→ **What to produce**
Turn the stretch of the data below, from the line containing "UI element localization: list" through the line containing "comb-cell (203, 661, 215, 672)", into a Markdown table with the columns Row and Line. Give each line its row number and skip any blank lines.

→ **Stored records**
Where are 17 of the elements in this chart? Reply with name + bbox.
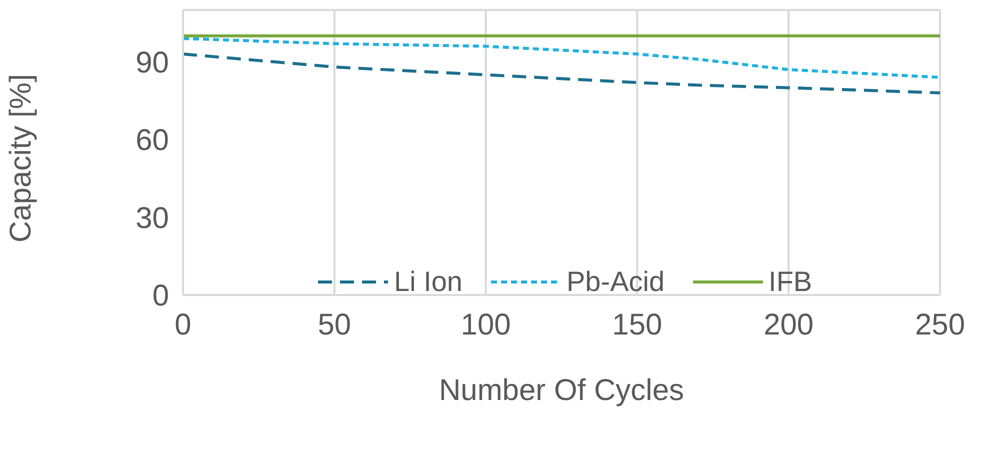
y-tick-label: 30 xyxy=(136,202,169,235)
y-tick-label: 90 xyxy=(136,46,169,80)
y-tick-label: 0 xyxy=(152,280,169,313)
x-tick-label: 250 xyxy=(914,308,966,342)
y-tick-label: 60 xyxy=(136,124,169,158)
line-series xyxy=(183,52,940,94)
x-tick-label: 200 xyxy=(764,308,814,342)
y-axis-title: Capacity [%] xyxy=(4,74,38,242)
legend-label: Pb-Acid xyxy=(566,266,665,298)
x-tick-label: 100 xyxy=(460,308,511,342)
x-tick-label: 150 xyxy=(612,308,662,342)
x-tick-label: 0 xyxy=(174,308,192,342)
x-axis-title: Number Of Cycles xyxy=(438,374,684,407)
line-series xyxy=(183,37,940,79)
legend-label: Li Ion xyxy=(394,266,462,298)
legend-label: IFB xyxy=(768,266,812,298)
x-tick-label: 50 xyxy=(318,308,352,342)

---

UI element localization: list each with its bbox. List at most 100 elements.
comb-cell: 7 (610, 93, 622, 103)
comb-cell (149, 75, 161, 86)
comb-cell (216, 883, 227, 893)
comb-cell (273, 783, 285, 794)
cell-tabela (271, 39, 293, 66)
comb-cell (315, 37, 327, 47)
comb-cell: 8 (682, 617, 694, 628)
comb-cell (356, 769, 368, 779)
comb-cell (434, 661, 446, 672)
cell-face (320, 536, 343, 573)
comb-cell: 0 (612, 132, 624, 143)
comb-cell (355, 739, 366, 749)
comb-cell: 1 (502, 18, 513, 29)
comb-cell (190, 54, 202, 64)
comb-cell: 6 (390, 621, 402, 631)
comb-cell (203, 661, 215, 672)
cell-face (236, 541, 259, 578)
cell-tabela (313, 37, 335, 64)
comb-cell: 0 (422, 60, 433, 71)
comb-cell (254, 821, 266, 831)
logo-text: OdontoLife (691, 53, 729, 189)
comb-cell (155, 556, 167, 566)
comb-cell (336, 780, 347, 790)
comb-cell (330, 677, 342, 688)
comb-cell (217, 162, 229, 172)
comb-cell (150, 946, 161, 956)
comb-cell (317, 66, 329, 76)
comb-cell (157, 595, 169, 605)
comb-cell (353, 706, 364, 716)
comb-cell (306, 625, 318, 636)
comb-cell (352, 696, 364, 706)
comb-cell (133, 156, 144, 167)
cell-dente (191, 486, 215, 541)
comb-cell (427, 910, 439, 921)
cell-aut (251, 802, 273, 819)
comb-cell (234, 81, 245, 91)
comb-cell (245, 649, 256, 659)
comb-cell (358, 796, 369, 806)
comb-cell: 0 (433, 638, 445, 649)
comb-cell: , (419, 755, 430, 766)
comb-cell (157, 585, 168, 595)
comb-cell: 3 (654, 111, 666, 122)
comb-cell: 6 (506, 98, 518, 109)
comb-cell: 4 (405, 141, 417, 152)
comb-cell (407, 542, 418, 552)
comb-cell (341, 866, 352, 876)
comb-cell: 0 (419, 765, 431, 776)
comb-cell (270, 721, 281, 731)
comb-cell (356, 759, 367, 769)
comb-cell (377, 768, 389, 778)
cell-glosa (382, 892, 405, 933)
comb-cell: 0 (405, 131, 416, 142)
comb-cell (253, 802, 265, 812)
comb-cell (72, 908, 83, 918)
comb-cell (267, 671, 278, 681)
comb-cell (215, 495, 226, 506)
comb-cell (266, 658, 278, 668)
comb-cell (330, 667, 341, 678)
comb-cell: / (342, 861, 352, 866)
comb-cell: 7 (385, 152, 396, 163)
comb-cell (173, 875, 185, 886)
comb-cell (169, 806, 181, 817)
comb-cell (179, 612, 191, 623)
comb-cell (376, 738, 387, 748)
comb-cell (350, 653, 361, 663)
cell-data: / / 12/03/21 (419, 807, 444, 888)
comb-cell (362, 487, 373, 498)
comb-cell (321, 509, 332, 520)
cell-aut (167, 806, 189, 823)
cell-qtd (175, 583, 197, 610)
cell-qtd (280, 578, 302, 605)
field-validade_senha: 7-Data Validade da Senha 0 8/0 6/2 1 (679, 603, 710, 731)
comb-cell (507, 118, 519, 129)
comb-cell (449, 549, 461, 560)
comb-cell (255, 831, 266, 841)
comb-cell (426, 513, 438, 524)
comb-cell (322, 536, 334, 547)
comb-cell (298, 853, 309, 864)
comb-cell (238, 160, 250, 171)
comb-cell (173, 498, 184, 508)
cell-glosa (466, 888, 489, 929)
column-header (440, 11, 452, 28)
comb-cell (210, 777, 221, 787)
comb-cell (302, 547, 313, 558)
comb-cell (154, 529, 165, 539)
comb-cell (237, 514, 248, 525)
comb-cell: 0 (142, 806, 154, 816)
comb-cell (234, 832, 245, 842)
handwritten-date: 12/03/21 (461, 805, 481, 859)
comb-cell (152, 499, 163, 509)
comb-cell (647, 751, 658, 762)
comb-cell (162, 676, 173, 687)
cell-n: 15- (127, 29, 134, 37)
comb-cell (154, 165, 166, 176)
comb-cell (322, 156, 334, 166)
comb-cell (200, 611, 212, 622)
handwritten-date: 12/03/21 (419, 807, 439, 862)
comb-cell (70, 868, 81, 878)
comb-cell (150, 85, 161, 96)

--

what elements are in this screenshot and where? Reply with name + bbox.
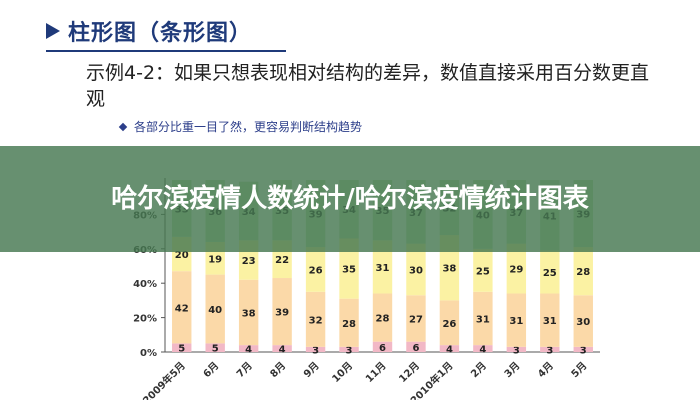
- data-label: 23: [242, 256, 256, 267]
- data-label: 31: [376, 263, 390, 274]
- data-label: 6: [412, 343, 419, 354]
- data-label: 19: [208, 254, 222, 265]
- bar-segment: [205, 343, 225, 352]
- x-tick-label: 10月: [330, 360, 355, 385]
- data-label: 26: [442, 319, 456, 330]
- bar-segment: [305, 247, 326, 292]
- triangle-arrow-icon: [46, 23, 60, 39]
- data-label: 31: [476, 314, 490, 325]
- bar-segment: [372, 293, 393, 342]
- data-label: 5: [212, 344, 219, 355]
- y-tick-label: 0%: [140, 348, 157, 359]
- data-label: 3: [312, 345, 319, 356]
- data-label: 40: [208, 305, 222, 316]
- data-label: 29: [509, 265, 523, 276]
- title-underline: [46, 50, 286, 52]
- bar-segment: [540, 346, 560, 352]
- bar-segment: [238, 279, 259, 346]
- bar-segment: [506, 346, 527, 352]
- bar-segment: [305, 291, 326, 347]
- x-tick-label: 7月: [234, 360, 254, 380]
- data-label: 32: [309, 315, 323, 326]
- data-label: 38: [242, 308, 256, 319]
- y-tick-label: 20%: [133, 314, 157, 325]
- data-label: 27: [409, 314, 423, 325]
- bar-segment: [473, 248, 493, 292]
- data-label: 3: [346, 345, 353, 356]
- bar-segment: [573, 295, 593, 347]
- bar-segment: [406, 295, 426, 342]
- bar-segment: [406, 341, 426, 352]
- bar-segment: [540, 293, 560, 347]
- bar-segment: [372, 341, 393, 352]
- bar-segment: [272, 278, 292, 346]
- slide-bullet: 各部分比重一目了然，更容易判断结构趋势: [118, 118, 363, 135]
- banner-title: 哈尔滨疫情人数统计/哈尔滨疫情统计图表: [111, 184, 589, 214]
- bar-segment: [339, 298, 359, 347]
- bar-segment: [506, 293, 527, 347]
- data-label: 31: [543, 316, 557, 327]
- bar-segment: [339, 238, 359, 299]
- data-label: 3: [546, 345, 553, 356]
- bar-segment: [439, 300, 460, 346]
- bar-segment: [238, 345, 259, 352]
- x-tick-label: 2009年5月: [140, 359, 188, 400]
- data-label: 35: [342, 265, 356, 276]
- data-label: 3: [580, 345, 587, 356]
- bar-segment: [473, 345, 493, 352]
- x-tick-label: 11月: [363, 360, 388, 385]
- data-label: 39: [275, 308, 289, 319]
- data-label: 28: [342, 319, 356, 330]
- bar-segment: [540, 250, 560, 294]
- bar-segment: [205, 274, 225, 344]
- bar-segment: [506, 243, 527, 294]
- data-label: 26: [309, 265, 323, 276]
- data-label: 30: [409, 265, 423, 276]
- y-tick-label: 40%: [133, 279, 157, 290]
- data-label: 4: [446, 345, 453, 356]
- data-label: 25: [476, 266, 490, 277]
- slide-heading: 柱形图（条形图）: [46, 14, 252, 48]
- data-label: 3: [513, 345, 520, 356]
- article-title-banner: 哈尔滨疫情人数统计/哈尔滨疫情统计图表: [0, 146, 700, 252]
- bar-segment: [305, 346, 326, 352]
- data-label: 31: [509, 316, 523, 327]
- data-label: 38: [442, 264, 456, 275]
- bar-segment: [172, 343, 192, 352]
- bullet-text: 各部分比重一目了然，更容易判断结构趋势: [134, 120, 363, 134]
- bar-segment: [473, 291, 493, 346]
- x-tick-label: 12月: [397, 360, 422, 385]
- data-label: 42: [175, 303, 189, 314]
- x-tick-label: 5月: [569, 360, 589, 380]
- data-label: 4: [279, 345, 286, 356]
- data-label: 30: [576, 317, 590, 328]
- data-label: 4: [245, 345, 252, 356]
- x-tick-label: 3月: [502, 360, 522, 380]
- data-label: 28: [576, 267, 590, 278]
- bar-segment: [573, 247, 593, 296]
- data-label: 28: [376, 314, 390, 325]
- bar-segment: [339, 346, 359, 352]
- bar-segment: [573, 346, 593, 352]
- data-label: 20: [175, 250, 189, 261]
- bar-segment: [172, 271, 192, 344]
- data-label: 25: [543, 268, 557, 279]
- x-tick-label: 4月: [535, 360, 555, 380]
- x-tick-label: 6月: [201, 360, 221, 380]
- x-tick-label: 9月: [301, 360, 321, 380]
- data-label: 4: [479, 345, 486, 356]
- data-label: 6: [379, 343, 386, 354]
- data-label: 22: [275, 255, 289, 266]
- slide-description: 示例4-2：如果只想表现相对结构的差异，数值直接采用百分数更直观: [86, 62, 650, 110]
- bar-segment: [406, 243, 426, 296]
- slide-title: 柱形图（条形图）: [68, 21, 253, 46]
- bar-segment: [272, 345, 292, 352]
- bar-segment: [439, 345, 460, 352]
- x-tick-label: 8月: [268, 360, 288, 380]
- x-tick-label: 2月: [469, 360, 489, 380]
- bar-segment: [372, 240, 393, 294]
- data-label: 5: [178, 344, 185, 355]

→ **Response to the exercise**
| Row | Line |
|---|---|
| 1 | UI element localization: list each with its bbox. List at most 100 elements. |
| 2 | comb-cell: 7 (610, 93, 622, 103) |
| 3 | comb-cell (149, 75, 161, 86) |
| 4 | comb-cell (216, 883, 227, 893) |
| 5 | comb-cell (273, 783, 285, 794) |
| 6 | cell-tabela (271, 39, 293, 66) |
| 7 | comb-cell (315, 37, 327, 47) |
| 8 | comb-cell: 8 (682, 617, 694, 628) |
| 9 | comb-cell (356, 769, 368, 779) |
| 10 | comb-cell (434, 661, 446, 672) |
| 11 | cell-face (320, 536, 343, 573) |
| 12 | comb-cell: 0 (612, 132, 624, 143) |
| 13 | comb-cell (355, 739, 366, 749) |
| 14 | comb-cell: 1 (502, 18, 513, 29) |
| 15 | comb-cell (190, 54, 202, 64) |
| 16 | comb-cell: 6 (390, 621, 402, 631) |
| 17 | comb-cell (203, 661, 215, 672) |